## Begin Data provided
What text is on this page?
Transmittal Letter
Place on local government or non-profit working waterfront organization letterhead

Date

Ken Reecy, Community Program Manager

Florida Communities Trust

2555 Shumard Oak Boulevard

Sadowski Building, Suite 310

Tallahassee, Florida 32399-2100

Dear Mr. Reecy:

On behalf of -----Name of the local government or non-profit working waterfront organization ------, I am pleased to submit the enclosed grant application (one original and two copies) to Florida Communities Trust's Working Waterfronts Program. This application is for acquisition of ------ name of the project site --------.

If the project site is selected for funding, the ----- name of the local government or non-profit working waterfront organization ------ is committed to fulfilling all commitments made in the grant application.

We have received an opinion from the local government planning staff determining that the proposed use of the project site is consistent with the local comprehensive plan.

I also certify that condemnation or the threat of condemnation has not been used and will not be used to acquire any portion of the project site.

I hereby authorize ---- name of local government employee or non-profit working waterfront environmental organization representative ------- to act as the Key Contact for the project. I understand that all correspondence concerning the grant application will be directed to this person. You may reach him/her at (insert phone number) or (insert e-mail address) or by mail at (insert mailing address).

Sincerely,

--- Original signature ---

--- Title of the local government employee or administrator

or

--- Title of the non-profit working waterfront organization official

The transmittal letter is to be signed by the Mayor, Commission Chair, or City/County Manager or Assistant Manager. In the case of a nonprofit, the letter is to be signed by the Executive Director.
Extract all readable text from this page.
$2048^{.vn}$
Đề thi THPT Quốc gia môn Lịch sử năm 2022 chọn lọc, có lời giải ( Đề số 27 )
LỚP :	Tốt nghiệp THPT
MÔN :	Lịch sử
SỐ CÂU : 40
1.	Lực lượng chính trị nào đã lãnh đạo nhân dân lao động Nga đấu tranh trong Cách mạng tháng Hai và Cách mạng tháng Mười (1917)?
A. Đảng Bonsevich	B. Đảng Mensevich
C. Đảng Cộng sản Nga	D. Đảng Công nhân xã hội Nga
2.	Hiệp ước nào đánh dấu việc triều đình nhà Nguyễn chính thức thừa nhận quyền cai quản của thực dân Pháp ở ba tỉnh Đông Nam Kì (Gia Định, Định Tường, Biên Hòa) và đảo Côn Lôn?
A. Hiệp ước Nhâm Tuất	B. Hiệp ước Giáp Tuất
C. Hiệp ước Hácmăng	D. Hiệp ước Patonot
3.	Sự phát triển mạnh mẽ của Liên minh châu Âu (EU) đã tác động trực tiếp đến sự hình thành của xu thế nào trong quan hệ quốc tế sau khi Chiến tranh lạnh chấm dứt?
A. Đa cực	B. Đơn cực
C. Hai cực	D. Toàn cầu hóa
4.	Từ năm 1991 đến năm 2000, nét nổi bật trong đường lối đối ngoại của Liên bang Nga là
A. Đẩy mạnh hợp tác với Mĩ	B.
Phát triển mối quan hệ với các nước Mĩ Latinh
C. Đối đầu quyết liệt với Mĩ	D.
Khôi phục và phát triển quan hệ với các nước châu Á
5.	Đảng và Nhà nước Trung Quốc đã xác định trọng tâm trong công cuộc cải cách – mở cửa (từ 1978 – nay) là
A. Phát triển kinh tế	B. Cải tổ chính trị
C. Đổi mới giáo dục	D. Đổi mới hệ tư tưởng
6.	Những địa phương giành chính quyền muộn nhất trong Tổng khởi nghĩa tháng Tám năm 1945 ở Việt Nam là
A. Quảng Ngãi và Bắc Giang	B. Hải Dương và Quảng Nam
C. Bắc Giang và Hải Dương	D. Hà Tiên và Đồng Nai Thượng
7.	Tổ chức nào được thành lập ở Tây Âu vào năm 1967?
## End Data provided
## Directions for this task
Look through the material and say how many lines hold "quan". Give the number only.

## The result
3